Records for processing -

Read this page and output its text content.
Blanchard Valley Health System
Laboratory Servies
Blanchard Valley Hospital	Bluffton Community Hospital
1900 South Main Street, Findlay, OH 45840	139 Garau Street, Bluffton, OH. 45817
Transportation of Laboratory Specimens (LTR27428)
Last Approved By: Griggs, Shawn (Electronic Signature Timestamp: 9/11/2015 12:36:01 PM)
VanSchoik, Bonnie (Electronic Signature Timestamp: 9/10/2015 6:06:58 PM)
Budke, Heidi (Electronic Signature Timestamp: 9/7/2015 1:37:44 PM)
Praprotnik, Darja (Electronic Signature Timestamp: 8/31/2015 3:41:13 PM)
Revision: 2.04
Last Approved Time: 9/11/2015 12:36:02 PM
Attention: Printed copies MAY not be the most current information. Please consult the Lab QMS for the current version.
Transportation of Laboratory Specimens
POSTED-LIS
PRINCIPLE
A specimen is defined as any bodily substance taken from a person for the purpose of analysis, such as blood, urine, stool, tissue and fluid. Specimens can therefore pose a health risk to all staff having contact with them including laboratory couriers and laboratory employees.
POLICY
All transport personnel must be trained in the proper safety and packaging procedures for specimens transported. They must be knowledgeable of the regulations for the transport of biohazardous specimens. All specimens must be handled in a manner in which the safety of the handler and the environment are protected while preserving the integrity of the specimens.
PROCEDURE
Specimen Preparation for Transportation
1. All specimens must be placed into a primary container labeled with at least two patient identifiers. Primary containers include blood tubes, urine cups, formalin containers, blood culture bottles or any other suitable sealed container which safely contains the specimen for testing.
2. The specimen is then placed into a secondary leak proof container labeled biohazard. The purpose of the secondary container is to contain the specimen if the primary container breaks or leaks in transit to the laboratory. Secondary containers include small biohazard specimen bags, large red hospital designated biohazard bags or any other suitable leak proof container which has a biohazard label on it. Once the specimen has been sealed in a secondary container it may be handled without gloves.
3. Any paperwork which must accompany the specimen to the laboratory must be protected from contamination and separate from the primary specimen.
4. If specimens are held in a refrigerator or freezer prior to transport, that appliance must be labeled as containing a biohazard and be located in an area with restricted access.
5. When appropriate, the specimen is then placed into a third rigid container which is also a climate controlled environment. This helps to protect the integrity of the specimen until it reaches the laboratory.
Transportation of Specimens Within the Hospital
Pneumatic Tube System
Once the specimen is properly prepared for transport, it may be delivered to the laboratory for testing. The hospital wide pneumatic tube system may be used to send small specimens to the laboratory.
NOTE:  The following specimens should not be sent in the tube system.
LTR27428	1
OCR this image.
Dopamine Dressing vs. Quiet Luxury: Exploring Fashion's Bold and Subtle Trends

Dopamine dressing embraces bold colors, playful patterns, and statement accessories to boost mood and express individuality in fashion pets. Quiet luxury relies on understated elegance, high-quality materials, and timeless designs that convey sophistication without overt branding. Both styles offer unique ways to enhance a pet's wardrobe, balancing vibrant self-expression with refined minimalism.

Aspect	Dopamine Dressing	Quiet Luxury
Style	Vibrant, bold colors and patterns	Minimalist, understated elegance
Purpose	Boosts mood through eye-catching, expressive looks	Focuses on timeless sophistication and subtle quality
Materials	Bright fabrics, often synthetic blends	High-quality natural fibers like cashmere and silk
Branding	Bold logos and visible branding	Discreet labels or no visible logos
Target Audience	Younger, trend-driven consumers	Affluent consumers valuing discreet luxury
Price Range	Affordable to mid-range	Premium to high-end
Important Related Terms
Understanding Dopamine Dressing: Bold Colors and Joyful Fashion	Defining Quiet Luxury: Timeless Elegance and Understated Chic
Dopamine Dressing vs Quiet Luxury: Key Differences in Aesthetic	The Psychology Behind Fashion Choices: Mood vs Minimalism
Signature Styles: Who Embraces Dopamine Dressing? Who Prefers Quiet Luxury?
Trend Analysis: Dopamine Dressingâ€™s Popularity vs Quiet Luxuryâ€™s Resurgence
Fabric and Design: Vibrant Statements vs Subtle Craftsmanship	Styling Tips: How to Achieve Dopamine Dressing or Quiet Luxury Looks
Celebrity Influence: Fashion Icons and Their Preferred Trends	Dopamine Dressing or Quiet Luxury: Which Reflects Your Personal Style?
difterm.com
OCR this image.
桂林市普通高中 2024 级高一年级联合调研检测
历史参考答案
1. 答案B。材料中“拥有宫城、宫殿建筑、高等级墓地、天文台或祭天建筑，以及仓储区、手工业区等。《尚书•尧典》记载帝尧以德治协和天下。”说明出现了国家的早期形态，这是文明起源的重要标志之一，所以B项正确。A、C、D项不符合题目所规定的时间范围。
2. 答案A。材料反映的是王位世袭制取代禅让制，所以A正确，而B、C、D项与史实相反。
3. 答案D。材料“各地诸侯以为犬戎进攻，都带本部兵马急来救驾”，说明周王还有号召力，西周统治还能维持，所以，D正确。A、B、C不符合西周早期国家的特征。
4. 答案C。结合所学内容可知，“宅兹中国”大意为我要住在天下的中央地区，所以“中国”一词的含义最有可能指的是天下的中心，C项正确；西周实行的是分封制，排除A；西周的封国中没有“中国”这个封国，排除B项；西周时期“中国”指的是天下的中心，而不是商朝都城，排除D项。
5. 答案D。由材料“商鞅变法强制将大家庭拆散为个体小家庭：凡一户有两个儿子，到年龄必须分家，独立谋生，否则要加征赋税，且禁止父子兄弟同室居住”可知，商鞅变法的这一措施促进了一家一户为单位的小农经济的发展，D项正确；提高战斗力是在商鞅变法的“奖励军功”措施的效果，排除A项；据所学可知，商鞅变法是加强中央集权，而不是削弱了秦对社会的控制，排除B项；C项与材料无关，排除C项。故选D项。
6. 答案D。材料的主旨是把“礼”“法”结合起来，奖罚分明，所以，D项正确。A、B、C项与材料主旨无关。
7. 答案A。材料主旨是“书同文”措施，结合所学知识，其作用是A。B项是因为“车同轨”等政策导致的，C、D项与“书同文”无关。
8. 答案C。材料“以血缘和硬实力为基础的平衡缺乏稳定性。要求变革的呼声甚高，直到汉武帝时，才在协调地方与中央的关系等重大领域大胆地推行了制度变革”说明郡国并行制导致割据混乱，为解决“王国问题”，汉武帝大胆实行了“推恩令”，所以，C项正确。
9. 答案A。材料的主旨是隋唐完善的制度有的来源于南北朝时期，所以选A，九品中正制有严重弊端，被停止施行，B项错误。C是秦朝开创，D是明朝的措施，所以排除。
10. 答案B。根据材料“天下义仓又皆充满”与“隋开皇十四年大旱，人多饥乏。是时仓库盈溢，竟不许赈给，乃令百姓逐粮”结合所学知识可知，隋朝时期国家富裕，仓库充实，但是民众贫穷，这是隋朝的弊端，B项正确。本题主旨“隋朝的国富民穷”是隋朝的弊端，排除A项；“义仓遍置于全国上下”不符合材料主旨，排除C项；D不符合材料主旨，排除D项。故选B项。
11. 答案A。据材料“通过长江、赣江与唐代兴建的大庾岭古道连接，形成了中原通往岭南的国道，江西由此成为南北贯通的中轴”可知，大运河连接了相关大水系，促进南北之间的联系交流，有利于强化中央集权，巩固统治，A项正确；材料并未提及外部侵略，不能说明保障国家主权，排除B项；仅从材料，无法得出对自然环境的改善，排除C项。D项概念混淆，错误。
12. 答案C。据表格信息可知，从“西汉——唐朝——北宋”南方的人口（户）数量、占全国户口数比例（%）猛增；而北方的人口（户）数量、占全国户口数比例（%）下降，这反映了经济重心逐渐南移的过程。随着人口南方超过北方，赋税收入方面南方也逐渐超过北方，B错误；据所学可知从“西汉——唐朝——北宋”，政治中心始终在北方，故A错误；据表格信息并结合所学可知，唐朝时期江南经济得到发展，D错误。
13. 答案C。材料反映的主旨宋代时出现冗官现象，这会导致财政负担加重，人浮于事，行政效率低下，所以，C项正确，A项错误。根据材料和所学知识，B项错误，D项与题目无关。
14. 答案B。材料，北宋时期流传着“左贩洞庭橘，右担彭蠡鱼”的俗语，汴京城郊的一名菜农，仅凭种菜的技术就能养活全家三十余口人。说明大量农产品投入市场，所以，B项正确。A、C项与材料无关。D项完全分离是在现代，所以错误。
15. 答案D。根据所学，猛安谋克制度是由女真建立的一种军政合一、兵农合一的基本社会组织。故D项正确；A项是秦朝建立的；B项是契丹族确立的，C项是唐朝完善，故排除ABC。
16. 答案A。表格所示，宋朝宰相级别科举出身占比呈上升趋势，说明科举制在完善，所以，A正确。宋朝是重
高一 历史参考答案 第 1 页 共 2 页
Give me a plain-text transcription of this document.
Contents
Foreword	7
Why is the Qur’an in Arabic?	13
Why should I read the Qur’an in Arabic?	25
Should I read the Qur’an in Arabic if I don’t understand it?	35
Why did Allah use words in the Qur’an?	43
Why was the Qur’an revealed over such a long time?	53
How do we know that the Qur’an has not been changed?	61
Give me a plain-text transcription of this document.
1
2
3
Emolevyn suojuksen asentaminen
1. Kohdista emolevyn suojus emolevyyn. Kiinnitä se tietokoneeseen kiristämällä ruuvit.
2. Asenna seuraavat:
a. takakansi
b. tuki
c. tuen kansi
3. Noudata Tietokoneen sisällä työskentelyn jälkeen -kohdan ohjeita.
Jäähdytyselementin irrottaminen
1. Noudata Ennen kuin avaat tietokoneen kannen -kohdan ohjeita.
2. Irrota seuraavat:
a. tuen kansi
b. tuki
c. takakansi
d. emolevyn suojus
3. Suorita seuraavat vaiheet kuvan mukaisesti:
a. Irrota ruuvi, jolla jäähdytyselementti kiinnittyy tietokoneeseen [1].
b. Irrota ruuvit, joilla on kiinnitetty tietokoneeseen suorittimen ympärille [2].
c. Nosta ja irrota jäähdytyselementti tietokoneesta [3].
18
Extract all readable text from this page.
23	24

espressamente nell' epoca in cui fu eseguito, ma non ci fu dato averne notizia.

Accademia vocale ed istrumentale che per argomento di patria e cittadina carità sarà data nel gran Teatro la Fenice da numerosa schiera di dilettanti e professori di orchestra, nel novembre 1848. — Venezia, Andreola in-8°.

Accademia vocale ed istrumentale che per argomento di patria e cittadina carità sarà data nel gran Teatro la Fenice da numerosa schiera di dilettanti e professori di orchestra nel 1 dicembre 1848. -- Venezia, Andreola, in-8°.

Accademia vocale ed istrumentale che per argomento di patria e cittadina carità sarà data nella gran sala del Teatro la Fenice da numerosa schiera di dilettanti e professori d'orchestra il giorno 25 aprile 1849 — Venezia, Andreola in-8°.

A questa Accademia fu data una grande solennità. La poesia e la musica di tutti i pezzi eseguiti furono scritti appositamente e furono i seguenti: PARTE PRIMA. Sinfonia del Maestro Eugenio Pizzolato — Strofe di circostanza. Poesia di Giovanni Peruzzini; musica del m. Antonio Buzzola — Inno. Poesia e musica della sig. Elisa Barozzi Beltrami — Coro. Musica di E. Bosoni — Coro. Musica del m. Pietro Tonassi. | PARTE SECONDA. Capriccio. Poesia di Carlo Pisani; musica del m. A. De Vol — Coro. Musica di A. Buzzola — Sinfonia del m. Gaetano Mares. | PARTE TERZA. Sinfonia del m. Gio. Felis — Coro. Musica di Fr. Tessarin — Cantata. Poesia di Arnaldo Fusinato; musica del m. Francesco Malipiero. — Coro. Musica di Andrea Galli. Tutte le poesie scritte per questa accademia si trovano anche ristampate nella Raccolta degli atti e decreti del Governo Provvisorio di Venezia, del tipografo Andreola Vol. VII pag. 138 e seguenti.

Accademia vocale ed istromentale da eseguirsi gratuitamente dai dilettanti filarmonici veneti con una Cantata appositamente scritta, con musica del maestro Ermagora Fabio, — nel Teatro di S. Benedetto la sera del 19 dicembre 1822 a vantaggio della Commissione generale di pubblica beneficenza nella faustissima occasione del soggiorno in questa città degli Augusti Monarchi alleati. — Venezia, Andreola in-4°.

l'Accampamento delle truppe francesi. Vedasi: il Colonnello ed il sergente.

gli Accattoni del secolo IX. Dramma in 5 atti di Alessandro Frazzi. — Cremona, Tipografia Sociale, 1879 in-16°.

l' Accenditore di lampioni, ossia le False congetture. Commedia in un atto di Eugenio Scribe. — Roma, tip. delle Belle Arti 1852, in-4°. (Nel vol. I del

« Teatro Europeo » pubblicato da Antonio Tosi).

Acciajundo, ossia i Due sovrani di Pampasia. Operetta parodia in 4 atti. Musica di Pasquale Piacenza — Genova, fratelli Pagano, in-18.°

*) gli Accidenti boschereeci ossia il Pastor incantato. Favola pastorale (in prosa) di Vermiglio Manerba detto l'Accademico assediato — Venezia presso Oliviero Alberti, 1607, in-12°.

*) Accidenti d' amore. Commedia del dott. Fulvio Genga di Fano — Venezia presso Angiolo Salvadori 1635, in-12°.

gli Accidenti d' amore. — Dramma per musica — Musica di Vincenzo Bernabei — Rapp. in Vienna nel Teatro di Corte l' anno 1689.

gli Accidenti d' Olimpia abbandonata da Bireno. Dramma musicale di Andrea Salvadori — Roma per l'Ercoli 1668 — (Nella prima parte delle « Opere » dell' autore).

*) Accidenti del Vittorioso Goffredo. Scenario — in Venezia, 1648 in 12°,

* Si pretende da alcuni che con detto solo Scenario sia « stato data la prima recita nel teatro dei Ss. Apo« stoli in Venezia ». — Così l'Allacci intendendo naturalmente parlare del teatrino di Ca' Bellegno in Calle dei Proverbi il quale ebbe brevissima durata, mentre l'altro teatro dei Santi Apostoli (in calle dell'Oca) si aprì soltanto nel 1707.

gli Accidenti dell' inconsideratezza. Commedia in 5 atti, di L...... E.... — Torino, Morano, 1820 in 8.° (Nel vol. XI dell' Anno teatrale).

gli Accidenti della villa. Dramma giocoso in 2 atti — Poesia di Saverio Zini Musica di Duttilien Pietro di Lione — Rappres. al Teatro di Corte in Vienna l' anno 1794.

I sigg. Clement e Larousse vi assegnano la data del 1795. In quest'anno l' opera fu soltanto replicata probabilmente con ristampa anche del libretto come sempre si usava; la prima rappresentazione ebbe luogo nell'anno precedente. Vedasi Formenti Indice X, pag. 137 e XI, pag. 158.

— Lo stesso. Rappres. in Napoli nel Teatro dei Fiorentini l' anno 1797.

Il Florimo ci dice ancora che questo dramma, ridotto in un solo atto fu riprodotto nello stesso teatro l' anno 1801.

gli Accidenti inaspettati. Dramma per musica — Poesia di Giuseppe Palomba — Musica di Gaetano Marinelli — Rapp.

Written problem -
Above are records; say how many of their lines contain the word "排除A项", giving only the number.

Full response -
2